What the task asks:
Every line with the string "might" should be gathered.
════════
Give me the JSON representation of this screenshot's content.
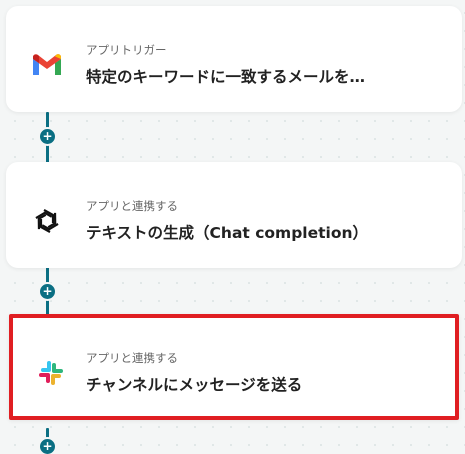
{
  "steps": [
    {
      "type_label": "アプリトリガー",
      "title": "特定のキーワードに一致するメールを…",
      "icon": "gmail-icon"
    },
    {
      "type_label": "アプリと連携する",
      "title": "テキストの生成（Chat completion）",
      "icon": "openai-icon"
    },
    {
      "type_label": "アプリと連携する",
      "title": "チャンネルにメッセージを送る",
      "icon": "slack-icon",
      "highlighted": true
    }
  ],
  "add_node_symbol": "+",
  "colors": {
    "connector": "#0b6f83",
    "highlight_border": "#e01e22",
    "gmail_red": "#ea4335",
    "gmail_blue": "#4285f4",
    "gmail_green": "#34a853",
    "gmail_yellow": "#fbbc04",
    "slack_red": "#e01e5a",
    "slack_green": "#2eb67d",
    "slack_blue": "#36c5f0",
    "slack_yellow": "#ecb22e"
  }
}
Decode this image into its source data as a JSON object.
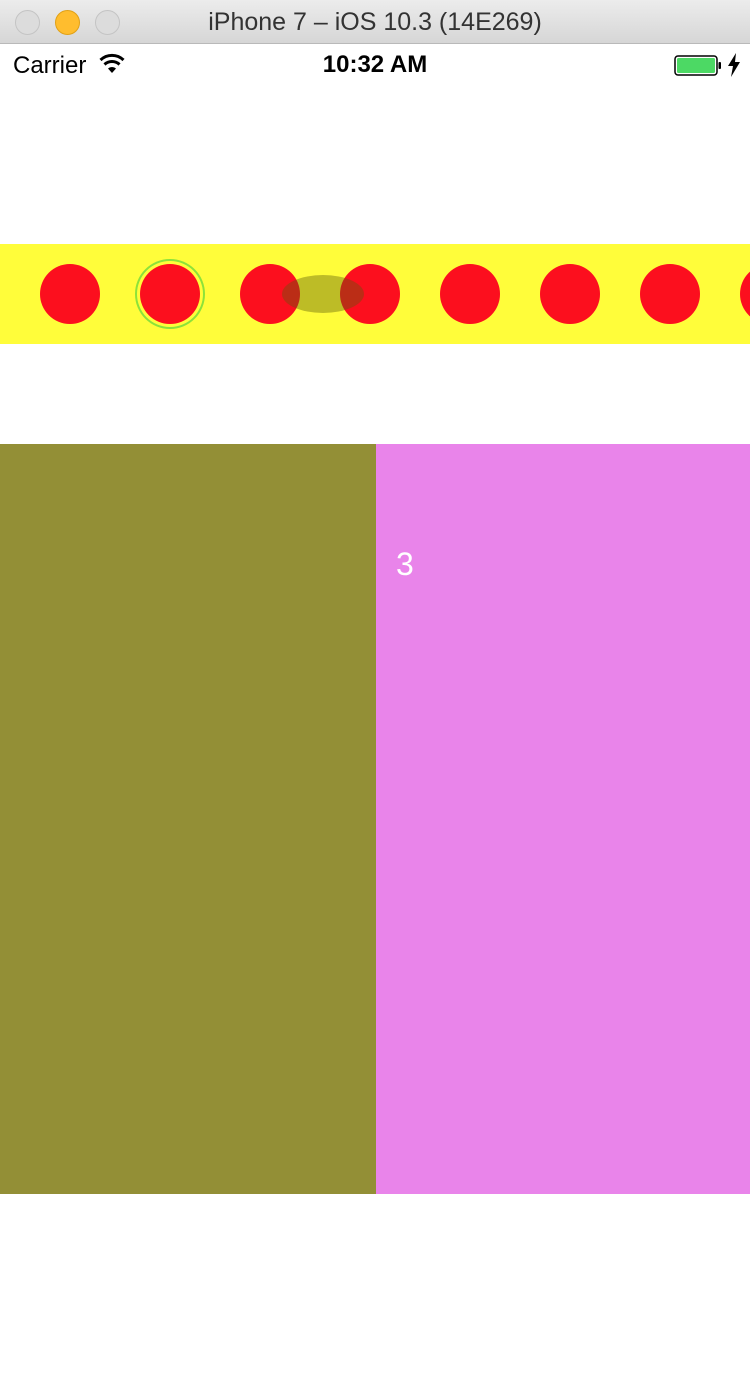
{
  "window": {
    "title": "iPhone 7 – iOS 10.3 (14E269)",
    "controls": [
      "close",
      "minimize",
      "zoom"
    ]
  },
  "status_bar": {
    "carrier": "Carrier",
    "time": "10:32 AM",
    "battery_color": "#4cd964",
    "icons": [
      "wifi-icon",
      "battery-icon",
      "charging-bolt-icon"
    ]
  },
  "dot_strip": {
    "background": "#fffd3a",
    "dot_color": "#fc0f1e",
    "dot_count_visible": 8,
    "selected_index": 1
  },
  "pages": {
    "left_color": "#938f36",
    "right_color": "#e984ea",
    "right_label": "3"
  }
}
════════
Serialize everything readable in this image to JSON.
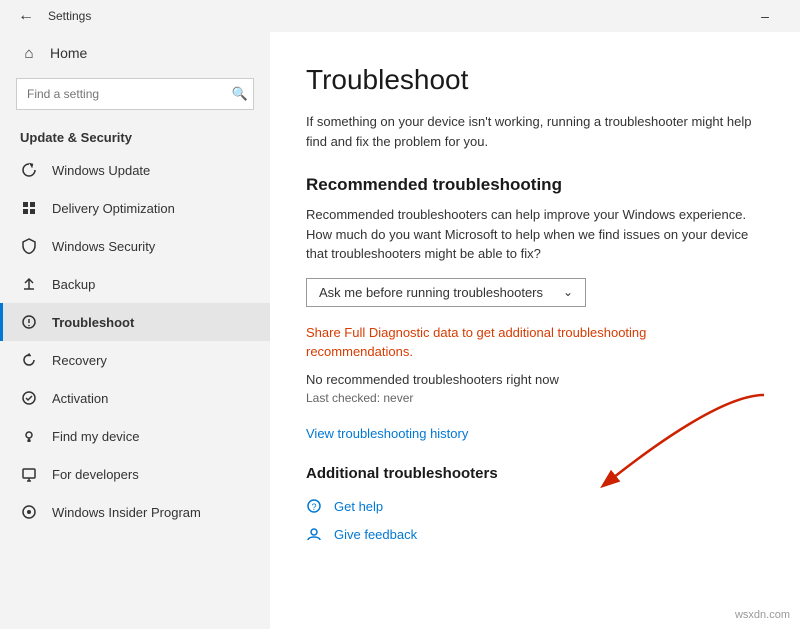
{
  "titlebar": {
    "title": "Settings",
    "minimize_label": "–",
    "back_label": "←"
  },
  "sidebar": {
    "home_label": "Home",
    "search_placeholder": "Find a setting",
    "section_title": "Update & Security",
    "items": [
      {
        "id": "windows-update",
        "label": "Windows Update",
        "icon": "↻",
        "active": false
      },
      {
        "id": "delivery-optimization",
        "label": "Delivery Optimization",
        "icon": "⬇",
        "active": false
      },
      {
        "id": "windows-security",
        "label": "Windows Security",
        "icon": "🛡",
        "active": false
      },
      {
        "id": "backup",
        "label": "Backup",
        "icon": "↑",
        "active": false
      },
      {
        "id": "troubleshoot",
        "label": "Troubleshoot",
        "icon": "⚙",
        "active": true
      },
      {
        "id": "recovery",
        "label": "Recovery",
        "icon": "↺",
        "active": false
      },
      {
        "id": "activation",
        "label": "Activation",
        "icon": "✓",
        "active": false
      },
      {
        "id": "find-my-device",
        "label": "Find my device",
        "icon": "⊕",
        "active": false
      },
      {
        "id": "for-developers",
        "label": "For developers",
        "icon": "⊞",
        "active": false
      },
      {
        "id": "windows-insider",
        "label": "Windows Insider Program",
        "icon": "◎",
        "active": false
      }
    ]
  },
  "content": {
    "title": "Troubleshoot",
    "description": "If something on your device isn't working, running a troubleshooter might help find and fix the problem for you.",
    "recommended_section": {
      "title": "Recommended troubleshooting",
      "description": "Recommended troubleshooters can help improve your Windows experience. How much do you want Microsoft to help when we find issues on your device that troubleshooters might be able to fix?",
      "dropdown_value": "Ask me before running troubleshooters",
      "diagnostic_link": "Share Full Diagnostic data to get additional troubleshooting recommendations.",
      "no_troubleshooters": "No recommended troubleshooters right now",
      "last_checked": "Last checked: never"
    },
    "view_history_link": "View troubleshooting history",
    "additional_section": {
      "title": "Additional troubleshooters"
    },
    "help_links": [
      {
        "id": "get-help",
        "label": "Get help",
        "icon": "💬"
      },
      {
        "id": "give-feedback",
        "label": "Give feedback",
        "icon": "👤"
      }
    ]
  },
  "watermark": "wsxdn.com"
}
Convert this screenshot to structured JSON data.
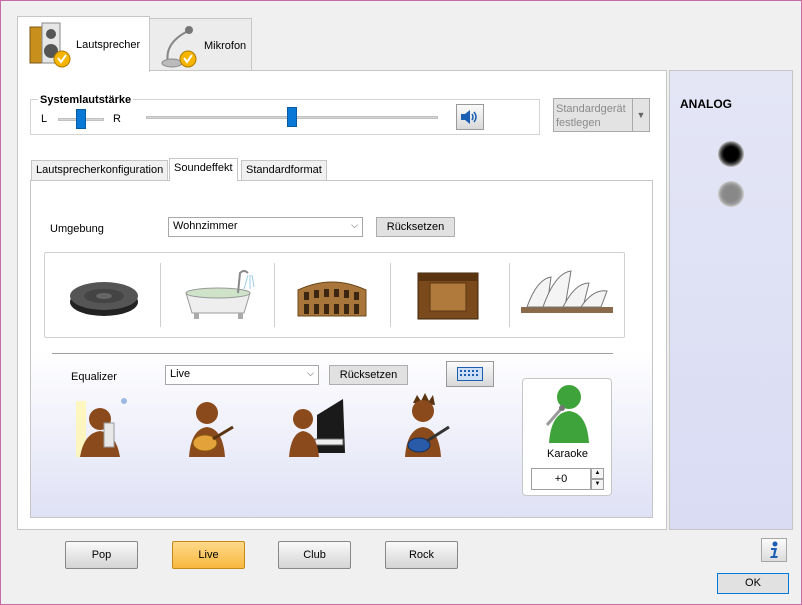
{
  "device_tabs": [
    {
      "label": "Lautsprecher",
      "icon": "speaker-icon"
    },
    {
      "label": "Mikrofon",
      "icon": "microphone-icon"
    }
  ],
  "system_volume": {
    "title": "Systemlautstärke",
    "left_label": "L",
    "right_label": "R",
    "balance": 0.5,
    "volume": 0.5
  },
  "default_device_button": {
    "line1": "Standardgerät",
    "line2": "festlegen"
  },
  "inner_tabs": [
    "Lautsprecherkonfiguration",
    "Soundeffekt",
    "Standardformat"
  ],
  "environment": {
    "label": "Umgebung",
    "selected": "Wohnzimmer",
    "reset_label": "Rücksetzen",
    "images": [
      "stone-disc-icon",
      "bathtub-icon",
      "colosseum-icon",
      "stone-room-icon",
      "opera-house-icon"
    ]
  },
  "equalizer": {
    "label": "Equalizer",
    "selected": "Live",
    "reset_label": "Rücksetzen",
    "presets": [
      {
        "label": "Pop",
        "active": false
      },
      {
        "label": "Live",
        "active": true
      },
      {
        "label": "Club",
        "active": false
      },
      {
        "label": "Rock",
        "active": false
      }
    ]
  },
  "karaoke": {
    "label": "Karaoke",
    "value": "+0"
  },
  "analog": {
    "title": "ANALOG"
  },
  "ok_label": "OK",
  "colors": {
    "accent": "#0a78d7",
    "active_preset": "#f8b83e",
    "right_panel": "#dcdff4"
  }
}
════════
Solution for this exercise:
    "description": "If something on your device isn't working, running a troubleshooter might help find and fix the problem for you.",
      "description": "Recommended troubleshooters can help improve your Windows experience. How much do you want Microsoft to help when we find issues on your device that troubleshooters might be able to fix?",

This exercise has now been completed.